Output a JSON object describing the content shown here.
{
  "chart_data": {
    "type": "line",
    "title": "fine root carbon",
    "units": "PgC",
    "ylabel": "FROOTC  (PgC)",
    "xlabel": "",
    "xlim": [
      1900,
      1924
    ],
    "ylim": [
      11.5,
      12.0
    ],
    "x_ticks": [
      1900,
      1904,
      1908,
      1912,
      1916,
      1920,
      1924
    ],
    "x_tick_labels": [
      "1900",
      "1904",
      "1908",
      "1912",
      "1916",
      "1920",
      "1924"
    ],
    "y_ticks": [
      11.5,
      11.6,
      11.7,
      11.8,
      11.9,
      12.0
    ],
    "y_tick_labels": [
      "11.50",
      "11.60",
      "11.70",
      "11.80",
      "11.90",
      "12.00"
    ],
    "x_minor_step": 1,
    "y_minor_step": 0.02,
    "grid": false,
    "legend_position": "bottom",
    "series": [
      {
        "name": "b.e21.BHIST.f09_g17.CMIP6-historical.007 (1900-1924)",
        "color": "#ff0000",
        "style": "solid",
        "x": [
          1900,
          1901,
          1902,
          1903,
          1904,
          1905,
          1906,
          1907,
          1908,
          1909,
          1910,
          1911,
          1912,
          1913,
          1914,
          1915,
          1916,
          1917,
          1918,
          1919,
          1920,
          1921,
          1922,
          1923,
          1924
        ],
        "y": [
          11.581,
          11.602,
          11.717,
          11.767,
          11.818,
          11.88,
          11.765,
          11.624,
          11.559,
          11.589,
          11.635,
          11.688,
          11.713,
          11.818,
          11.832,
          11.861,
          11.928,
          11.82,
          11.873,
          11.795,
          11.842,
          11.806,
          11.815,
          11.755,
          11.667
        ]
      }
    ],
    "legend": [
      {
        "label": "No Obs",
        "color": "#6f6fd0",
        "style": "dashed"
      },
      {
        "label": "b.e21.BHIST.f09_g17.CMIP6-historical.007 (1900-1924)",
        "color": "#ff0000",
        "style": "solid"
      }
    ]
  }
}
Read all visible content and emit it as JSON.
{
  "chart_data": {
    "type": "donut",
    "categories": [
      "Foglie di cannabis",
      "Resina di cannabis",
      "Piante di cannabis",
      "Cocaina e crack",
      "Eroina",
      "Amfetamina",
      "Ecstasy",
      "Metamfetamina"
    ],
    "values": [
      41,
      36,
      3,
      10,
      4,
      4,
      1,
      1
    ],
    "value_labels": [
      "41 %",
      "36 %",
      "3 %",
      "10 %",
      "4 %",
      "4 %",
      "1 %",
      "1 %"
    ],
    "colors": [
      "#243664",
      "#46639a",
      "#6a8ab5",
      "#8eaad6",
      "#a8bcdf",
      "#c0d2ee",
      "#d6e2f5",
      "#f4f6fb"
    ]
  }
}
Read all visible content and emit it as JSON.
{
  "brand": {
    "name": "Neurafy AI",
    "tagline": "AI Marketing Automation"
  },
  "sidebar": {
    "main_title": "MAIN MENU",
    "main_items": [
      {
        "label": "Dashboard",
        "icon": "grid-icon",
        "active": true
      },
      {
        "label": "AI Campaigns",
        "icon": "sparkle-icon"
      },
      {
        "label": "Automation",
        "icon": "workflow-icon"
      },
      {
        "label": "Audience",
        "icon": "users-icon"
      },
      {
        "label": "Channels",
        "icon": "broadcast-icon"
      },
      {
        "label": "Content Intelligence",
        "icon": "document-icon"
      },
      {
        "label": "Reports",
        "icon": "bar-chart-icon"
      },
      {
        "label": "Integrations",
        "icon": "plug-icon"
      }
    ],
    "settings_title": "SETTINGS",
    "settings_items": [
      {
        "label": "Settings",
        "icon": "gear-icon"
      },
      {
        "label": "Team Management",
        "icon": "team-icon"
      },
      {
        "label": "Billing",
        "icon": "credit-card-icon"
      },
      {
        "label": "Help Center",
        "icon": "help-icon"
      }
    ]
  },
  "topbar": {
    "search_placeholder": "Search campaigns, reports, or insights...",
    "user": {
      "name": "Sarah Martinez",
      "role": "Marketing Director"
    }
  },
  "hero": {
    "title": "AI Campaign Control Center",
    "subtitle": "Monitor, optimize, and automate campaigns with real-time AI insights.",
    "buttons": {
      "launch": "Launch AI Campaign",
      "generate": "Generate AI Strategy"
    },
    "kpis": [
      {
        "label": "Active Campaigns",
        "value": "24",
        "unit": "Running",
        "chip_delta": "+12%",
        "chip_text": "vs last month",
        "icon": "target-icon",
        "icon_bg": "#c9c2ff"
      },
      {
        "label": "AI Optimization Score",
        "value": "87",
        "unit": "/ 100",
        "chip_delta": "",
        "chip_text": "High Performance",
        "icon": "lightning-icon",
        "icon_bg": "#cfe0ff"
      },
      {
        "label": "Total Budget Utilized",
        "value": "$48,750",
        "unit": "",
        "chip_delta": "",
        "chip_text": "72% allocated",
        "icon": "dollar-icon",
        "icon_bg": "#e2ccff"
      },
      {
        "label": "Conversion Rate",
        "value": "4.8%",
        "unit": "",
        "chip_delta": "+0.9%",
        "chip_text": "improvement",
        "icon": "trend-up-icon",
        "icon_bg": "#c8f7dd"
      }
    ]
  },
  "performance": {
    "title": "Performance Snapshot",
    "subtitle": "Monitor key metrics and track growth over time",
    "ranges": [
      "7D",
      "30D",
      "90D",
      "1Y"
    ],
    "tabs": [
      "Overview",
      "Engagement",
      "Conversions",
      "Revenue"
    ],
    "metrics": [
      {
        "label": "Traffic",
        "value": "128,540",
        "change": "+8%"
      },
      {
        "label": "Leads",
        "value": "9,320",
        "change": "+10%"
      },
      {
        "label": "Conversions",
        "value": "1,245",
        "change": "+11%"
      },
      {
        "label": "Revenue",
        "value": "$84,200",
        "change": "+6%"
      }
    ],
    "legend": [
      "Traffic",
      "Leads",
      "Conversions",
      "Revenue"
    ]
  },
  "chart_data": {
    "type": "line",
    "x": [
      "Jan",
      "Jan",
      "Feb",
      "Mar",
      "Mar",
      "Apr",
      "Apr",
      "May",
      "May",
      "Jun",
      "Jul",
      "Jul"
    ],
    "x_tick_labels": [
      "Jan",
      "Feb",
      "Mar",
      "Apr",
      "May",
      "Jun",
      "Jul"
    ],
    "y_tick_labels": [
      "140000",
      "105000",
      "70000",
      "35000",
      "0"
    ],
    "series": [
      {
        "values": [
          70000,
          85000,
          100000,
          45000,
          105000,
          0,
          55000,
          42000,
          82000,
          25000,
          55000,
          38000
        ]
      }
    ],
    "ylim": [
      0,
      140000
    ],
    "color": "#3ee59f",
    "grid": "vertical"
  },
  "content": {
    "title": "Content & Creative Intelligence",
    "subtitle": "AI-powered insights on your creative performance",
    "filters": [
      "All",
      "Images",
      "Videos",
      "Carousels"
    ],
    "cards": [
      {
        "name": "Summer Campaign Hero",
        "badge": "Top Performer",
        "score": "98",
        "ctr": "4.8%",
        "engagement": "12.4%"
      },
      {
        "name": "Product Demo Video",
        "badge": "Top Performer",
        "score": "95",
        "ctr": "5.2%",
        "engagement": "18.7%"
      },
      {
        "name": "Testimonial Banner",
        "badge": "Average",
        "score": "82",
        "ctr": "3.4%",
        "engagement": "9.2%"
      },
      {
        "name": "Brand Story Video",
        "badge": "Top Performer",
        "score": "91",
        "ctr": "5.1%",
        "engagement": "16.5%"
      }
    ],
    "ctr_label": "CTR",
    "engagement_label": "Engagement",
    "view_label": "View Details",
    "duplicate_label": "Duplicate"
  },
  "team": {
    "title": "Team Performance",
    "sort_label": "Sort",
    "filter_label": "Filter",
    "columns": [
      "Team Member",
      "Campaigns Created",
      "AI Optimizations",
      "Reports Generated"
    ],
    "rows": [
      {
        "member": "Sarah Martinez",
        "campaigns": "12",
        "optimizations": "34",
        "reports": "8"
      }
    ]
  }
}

» **TASK DESCRIPTION**: Gather each line of the listing that holds the string "Monitor".

» **FINAL RESULT**:
    "subtitle": "Monitor, optimize, and automate campaigns with real-time AI insights.",
    "subtitle": "Monitor key metrics and track growth over time",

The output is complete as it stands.